**PROBLEM TO WORK ON:**
Copy every line of the entries that includes the word "name".

----

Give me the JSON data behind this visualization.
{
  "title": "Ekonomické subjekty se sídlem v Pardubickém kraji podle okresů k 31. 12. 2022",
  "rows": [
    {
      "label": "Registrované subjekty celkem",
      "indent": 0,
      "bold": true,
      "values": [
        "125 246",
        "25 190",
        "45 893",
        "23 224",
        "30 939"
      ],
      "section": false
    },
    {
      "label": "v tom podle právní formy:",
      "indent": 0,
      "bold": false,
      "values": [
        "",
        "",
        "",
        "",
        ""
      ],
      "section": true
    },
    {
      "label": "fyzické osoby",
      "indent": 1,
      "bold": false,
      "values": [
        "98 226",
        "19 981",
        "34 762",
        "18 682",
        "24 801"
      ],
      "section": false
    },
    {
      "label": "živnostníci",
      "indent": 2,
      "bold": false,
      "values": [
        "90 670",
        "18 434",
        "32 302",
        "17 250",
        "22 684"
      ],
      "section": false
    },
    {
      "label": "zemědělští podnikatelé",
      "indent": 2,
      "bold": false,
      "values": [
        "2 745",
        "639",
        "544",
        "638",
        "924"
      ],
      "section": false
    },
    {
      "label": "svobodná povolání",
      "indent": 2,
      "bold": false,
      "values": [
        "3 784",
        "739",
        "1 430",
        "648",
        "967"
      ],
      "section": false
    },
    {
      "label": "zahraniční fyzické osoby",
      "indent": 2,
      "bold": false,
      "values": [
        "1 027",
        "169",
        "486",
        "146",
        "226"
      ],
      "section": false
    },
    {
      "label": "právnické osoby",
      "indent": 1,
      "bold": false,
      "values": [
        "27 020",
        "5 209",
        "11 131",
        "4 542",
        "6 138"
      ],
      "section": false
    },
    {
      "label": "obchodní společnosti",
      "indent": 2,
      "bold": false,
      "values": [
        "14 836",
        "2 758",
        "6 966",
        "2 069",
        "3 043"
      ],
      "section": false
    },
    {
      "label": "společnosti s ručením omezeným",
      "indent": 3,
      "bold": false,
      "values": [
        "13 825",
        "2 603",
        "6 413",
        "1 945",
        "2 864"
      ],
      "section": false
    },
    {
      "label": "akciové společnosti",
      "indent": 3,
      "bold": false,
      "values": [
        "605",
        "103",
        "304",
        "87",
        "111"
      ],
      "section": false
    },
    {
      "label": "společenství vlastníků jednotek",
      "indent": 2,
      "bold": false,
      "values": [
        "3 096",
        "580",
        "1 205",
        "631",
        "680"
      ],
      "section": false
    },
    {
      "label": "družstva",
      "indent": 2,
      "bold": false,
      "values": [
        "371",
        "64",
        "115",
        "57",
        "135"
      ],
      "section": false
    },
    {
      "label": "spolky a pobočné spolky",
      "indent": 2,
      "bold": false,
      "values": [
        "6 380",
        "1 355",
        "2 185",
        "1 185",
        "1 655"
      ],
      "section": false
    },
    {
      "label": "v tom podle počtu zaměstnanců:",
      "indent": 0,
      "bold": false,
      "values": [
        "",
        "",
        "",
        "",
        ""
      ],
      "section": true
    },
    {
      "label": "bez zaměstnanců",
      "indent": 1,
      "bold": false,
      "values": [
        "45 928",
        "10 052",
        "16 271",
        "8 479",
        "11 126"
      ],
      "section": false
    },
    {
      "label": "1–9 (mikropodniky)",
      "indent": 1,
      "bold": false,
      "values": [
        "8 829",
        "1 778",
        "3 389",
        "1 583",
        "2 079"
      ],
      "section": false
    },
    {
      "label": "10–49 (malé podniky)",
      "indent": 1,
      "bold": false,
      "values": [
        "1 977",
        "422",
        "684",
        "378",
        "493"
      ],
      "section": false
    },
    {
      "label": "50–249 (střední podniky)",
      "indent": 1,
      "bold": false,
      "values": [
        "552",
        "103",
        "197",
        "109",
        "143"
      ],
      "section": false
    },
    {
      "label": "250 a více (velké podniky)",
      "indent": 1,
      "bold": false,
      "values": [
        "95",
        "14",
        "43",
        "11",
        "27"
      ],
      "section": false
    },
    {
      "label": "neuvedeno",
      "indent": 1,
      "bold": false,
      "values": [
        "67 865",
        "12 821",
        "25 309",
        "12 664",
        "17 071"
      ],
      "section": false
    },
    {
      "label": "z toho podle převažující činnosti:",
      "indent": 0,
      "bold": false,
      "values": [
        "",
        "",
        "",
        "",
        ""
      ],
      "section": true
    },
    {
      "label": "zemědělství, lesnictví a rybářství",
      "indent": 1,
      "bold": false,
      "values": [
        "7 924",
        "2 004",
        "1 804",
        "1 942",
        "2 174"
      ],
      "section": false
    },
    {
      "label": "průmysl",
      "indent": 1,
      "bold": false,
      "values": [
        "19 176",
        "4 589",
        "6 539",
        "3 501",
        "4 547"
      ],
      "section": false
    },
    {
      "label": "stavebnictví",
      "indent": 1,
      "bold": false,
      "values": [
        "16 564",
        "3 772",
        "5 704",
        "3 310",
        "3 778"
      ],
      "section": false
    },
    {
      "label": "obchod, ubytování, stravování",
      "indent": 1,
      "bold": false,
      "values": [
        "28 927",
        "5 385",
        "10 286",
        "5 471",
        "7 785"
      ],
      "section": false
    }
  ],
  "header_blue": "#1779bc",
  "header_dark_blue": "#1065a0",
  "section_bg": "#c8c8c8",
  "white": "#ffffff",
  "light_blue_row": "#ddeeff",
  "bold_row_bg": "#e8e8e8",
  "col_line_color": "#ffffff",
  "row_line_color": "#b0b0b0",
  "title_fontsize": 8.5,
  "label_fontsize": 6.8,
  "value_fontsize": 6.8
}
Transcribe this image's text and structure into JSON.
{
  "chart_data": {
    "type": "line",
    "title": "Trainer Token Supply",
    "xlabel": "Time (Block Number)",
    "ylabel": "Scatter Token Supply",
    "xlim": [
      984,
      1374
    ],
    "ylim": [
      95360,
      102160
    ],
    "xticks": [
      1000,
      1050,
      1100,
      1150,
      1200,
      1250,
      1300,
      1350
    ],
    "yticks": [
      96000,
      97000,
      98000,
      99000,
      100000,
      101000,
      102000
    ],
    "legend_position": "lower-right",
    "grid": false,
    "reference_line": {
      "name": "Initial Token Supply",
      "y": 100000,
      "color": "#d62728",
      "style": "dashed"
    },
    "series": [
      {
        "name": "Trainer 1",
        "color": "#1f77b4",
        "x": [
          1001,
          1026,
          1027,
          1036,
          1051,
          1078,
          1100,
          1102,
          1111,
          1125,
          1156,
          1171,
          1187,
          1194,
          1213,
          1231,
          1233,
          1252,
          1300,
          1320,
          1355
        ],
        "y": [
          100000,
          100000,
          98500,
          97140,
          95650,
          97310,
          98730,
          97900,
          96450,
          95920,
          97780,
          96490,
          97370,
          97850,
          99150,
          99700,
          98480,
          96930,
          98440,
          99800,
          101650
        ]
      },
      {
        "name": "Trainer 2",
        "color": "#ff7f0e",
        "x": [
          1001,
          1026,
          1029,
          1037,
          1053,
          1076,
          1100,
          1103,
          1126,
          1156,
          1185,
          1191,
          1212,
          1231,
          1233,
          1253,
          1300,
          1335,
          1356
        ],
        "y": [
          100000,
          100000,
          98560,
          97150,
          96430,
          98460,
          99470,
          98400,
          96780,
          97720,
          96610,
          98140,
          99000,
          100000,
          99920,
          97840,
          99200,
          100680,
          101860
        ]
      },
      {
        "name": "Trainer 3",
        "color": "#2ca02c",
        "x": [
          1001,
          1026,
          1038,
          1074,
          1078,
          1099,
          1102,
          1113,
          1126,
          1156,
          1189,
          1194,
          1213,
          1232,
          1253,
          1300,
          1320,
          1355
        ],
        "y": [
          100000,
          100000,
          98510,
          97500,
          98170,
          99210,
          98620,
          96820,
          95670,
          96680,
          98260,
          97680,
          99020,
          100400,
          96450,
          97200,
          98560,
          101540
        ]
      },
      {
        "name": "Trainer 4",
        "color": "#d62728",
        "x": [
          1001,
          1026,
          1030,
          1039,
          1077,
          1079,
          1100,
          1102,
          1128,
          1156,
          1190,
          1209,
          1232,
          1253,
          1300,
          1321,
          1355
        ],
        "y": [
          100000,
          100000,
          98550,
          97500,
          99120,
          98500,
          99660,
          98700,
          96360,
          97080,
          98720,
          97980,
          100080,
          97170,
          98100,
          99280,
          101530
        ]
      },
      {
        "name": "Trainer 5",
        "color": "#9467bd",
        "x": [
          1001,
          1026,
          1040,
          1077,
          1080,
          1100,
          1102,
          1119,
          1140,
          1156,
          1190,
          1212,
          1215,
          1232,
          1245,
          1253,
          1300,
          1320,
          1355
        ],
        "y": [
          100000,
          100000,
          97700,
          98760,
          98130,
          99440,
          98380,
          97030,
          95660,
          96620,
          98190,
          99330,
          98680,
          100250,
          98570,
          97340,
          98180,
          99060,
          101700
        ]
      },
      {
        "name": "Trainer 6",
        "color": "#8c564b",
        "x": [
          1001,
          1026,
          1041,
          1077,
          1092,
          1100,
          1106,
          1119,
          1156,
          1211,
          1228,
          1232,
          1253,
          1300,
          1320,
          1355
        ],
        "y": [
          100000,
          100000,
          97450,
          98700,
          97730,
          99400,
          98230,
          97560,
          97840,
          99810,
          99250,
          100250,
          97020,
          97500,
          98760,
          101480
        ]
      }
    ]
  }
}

----

**WORKED SOLUTION:**
      "name": "Initial Token Supply",
        "name": "Trainer 1",
        "name": "Trainer 2",
        "name": "Trainer 3",
        "name": "Trainer 4",
        "name": "Trainer 5",
        "name": "Trainer 6",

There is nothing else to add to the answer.